TASK STATEMENT:
Type out the data exactly as given. Skip any image.

MATERIALS PROVIDED:
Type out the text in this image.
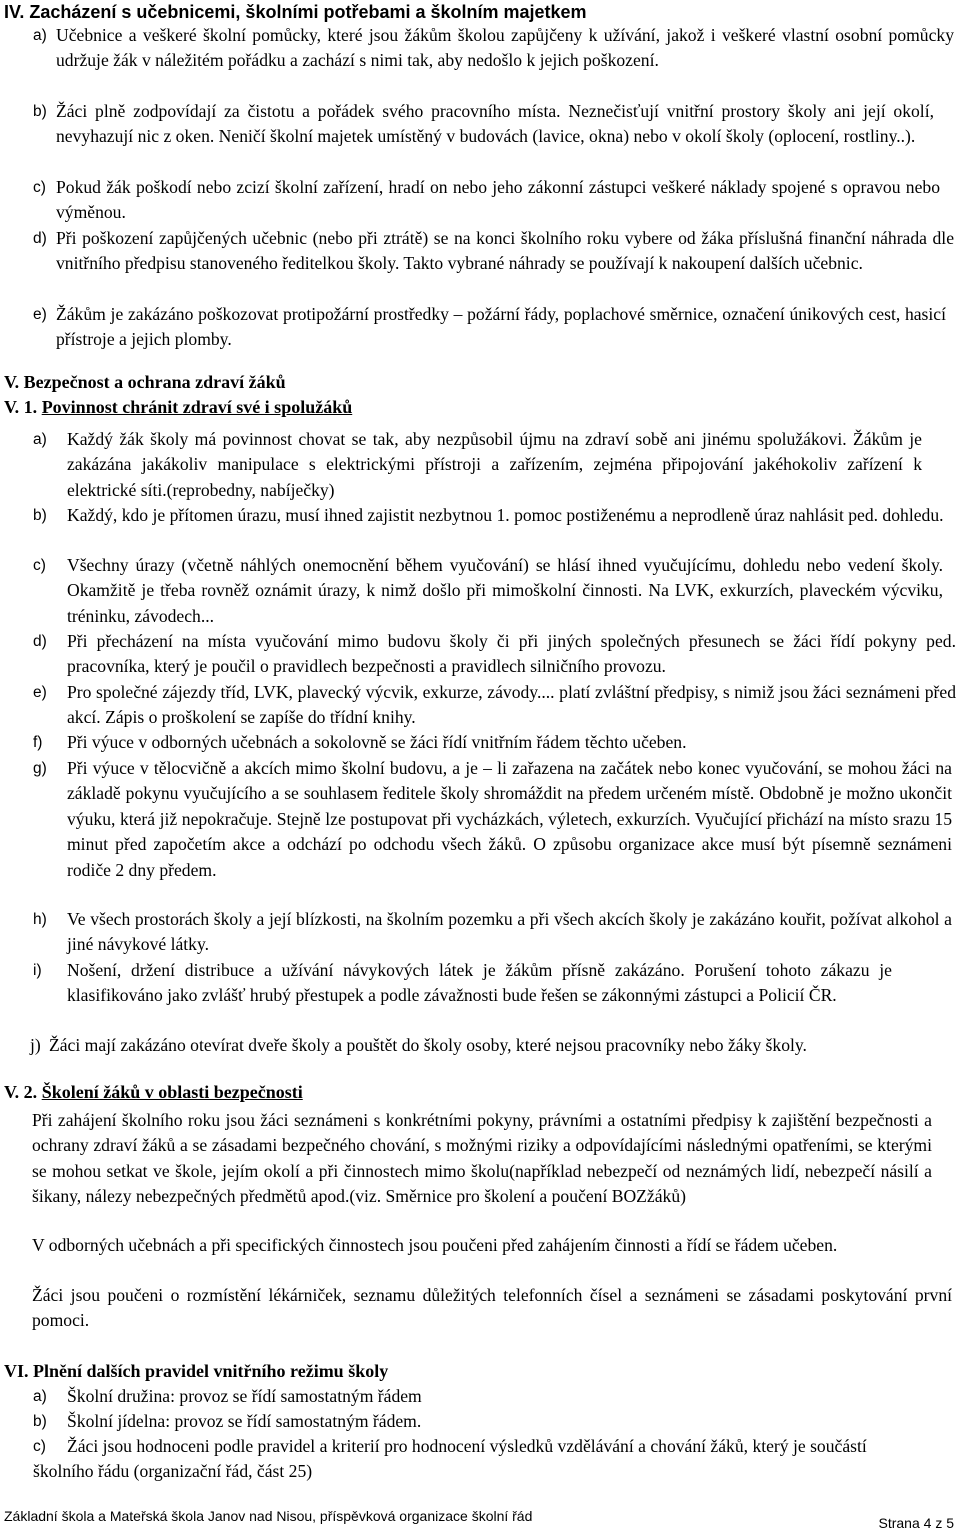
IV. Zacházení s učebnicemi, školními potřebami a školním majetkem
a) Učebnice a veškeré školní pomůcky, které jsou žákům školou zapůjčeny k užívání, jakož i veškeré vlastní osobní pomůcky udržuje žák v náležitém pořádku a zachází s nimi tak, aby nedošlo k jejich poškození.
b) Žáci plně zodpovídají za čistotu a pořádek svého pracovního místa. Neznečisťují vnitřní prostory školy ani její okolí, nevyhazují nic z oken. Neničí školní majetek umístěný v budovách (lavice, okna) nebo v okolí školy (oplocení, rostliny..).
c) Pokud žák poškodí nebo zcizí školní zařízení, hradí on nebo jeho zákonní zástupci veškeré náklady spojené s opravou nebo výměnou.
d) Při poškození zapůjčených učebnic (nebo při ztrátě) se na konci školního roku vybere od žáka příslušná finanční náhrada dle vnitřního předpisu stanoveného ředitelkou školy. Takto vybrané náhrady se používají k nakoupení dalších učebnic.
e) Žákům je zakázáno poškozovat protipožární prostředky – požární řády, poplachové směrnice, označení únikových cest, hasicí přístroje a jejich plomby.
V. Bezpečnost a ochrana zdraví žáků
V. 1. Povinnost chránit zdraví své i spolužáků
a) Každý žák školy má povinnost chovat se tak, aby nezpůsobil újmu na zdraví sobě ani jinému spolužákovi. Žákům je zakázána jakákoliv manipulace s elektrickými přístroji a zařízením, zejména připojování jakéhokoliv zařízení k elektrické síti.(reprobedny, nabíječky)
b) Každý, kdo je přítomen úrazu, musí ihned zajistit nezbytnou 1. pomoc postiženému a neprodleně úraz nahlásit ped. dohledu.
c) Všechny úrazy (včetně náhlých onemocnění během vyučování) se hlásí ihned vyučujícímu, dohledu nebo vedení školy. Okamžitě je třeba rovněž oznámit úrazy, k nimž došlo při mimoškolní činnosti. Na LVK, exkurzích, plaveckém výcviku, tréninku, závodech...
d) Při přecházení na místa vyučování mimo budovu školy či při jiných společných přesunech se žáci řídí pokyny ped. pracovníka, který je poučil o pravidlech bezpečnosti a pravidlech silničního provozu.
e) Pro společné zájezdy tříd, LVK, plavecký výcvik, exkurze, závody.... platí zvláštní předpisy, s nimiž jsou žáci seznámeni před akcí. Zápis o proškolení se zapíše do třídní knihy.
f) Při výuce v odborných učebnách a sokolovně se žáci řídí vnitřním řádem těchto učeben.
g) Při výuce v tělocvičně a akcích mimo školní budovu, a je – li zařazena na začátek nebo konec vyučování, se mohou žáci na základě pokynu vyučujícího a se souhlasem ředitele školy shromáždit na předem určeném místě. Obdobně je možno ukončit výuku, která již nepokračuje. Stejně lze postupovat při vycházkách, výletech, exkurzích. Vyučující přichází na místo srazu 15 minut před započetím akce a odchází po odchodu všech žáků. O způsobu organizace akce musí být písemně seznámeni rodiče 2 dny předem.
h) Ve všech prostorách školy a její blízkosti, na školním pozemku a při všech akcích školy je zakázáno kouřit, požívat alkohol a jiné návykové látky.
i) Nošení, držení distribuce a užívání návykových látek je žákům přísně zakázáno. Porušení tohoto zákazu je klasifikováno jako zvlášť hrubý přestupek a podle závažnosti bude řešen se zákonnými zástupci a Policií ČR.
j) Žáci mají zakázáno otevírat dveře školy a pouštět do školy osoby, které nejsou pracovníky nebo žáky školy.
V. 2. Školení žáků v oblasti bezpečnosti
Při zahájení školního roku jsou žáci seznámeni s konkrétními pokyny, právními a ostatními předpisy k zajištění bezpečnosti a ochrany zdraví žáků a se zásadami bezpečného chování, s možnými riziky a odpovídajícími následnými opatřeními, se kterými se mohou setkat ve škole, jejím okolí a při činnostech mimo školu(například nebezpečí od neznámých lidí, nebezpečí násilí a šikany, nálezy nebezpečných předmětů apod.(viz. Směrnice pro školení a poučení BOZžáků)
V odborných učebnách a při specifických činnostech jsou poučeni před zahájením činnosti a řídí se řádem učeben.
Žáci jsou poučeni o rozmístění lékárniček, seznamu důležitých telefonních čísel a seznámeni se zásadami poskytování první pomoci.
VI. Plnění dalších pravidel vnitřního režimu školy
a) Školní družina: provoz se řídí samostatným řádem
b) Školní jídelna: provoz se řídí samostatným řádem.
c)	Žáci jsou hodnoceni podle pravidel a kriterií pro hodnocení výsledků vzdělávání a chování žáků, který je součástí školního řádu (organizační řád, část 25)
Základní škola a Mateřská škola Janov nad Nisou, příspěvková organizace školní řád	Strana 4 z 5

FINISHED EXERCISE:
Type out the text in this image.
IV. Zacházení s učebnicemi, školními potřebami a školním majetkem
a) Učebnice a veškeré školní pomůcky, které jsou žákům školou zapůjčeny k užívání, jakož i veškeré vlastní osobní pomůcky udržuje žák v náležitém pořádku a zachází s nimi tak, aby nedošlo k jejich poškození.
b) Žáci plně zodpovídají za čistotu a pořádek svého pracovního místa. Neznečisťují vnitřní prostory školy ani její okolí, nevyhazují nic z oken. Neničí školní majetek umístěný v budovách (lavice, okna) nebo v okolí školy (oplocení, rostliny..).
c) Pokud žák poškodí nebo zcizí školní zařízení, hradí on nebo jeho zákonní zástupci veškeré náklady spojené s opravou nebo výměnou.
d) Při poškození zapůjčených učebnic (nebo při ztrátě) se na konci školního roku vybere od žáka příslušná finanční náhrada dle vnitřního předpisu stanoveného ředitelkou školy. Takto vybrané náhrady se používají k nakoupení dalších učebnic.
e) Žákům je zakázáno poškozovat protipožární prostředky – požární řády, poplachové směrnice, označení únikových cest, hasicí přístroje a jejich plomby.
V. Bezpečnost a ochrana zdraví žáků
V. 1. Povinnost chránit zdraví své i spolužáků
a) Každý žák školy má povinnost chovat se tak, aby nezpůsobil újmu na zdraví sobě ani jinému spolužákovi. Žákům je zakázána jakákoliv manipulace s elektrickými přístroji a zařízením, zejména připojování jakéhokoliv zařízení k elektrické síti.(reprobedny, nabíječky)
b) Každý, kdo je přítomen úrazu, musí ihned zajistit nezbytnou 1. pomoc postiženému a neprodleně úraz nahlásit ped. dohledu.
c) Všechny úrazy (včetně náhlých onemocnění během vyučování) se hlásí ihned vyučujícímu, dohledu nebo vedení školy. Okamžitě je třeba rovněž oznámit úrazy, k nimž došlo při mimoškolní činnosti. Na LVK, exkurzích, plaveckém výcviku, tréninku, závodech...
d) Při přecházení na místa vyučování mimo budovu školy či při jiných společných přesunech se žáci řídí pokyny ped. pracovníka, který je poučil o pravidlech bezpečnosti a pravidlech silničního provozu.
e) Pro společné zájezdy tříd, LVK, plavecký výcvik, exkurze, závody.... platí zvláštní předpisy, s nimiž jsou žáci seznámeni před akcí. Zápis o proškolení se zapíše do třídní knihy.
f) Při výuce v odborných učebnách a sokolovně se žáci řídí vnitřním řádem těchto učeben.
g) Při výuce v tělocvičně a akcích mimo školní budovu, a je – li zařazena na začátek nebo konec vyučování, se mohou žáci na základě pokynu vyučujícího a se souhlasem ředitele školy shromáždit na předem určeném místě. Obdobně je možno ukončit výuku, která již nepokračuje. Stejně lze postupovat při vycházkách, výletech, exkurzích. Vyučující přichází na místo srazu 15 minut před započetím akce a odchází po odchodu všech žáků. O způsobu organizace akce musí být písemně seznámeni rodiče 2 dny předem.
h) Ve všech prostorách školy a její blízkosti, na školním pozemku a při všech akcích školy je zakázáno kouřit, požívat alkohol a jiné návykové látky.
i) Nošení, držení distribuce a užívání návykových látek je žákům přísně zakázáno. Porušení tohoto zákazu je klasifikováno jako zvlášť hrubý přestupek a podle závažnosti bude řešen se zákonnými zástupci a Policií ČR.
j) Žáci mají zakázáno otevírat dveře školy a pouštět do školy osoby, které nejsou pracovníky nebo žáky školy.
V. 2. Školení žáků v oblasti bezpečnosti
Při zahájení školního roku jsou žáci seznámeni s konkrétními pokyny, právními a ostatními předpisy k zajištění bezpečnosti a ochrany zdraví žáků a se zásadami bezpečného chování, s možnými riziky a odpovídajícími následnými opatřeními, se kterými se mohou setkat ve škole, jejím okolí a při činnostech mimo školu(například nebezpečí od neznámých lidí, nebezpečí násilí a šikany, nálezy nebezpečných předmětů apod.(viz. Směrnice pro školení a poučení BOZžáků)
V odborných učebnách a při specifických činnostech jsou poučeni před zahájením činnosti a řídí se řádem učeben.
Žáci jsou poučeni o rozmístění lékárniček, seznamu důležitých telefonních čísel a seznámeni se zásadami poskytování první pomoci.
VI. Plnění dalších pravidel vnitřního režimu školy
a) Školní družina: provoz se řídí samostatným řádem
b) Školní jídelna: provoz se řídí samostatným řádem.
c)	Žáci jsou hodnoceni podle pravidel a kriterií pro hodnocení výsledků vzdělávání a chování žáků, který je součástí školního řádu (organizační řád, část 25)
Základní škola a Mateřská škola Janov nad Nisou, příspěvková organizace školní řád	Strana 4 z 5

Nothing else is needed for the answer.